MATERIAL FOR THIS EXERCISE =>
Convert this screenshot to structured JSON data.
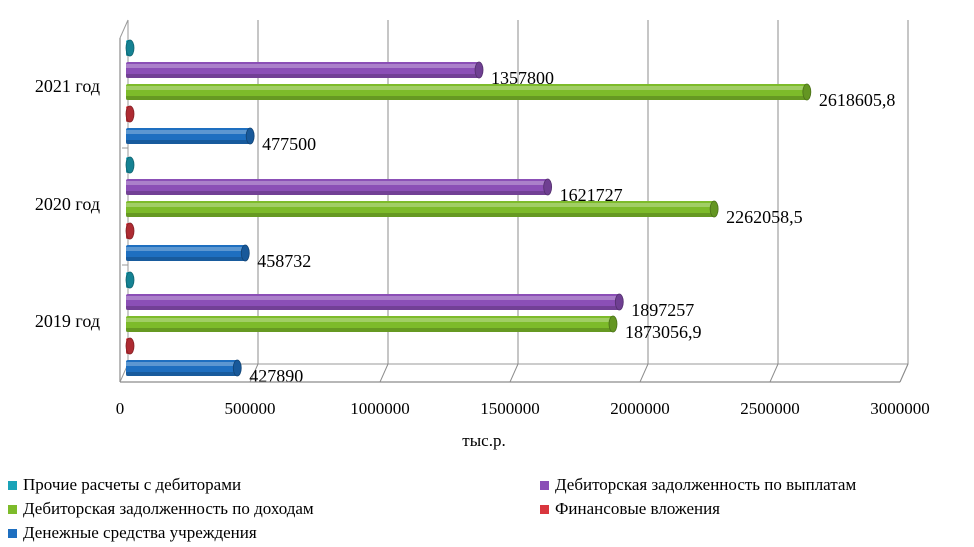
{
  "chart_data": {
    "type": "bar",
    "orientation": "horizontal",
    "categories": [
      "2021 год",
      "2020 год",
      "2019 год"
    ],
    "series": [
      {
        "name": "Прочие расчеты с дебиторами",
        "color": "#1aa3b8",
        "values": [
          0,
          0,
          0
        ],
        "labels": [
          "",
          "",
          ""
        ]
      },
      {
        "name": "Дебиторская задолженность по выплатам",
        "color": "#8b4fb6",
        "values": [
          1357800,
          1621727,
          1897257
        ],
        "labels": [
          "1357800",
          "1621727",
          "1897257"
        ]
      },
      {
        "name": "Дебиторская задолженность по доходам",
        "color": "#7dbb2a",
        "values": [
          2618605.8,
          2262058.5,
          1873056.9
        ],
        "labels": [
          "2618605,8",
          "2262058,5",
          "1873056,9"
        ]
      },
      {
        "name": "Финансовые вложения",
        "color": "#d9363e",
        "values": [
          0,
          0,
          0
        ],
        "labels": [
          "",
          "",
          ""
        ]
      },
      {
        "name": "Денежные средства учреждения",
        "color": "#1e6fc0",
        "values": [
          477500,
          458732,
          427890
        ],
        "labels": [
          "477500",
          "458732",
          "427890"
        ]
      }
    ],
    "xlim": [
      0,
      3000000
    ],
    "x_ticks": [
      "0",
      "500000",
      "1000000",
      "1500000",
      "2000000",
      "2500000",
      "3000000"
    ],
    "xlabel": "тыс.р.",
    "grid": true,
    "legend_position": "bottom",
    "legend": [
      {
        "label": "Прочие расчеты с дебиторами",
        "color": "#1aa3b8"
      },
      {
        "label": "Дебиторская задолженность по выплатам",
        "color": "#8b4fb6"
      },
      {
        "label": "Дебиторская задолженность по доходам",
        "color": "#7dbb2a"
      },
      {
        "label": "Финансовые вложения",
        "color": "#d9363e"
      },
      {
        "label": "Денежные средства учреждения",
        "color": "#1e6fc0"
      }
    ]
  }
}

...

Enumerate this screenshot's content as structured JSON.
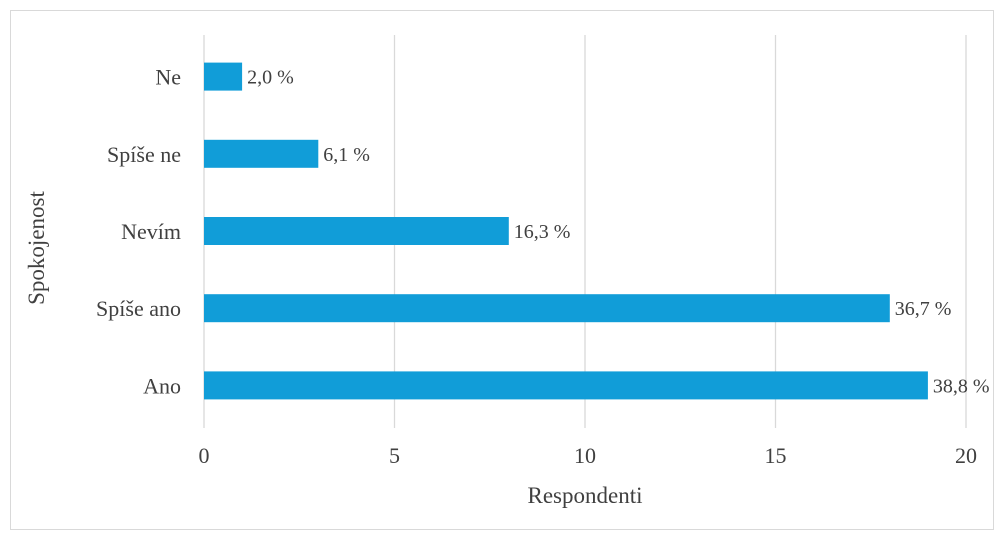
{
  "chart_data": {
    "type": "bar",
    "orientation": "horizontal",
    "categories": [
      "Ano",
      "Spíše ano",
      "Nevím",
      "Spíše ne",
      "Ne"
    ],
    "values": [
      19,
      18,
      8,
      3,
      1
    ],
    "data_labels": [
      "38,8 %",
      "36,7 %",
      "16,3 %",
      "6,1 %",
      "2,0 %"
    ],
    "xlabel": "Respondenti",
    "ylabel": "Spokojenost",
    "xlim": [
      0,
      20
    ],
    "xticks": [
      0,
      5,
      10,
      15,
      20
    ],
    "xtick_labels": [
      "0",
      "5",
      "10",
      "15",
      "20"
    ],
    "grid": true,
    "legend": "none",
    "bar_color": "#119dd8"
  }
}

WRITTEN REQUEST => Determine the number of lines containing "вложения". Write only that number.

EXERCISE SOLUTION => 2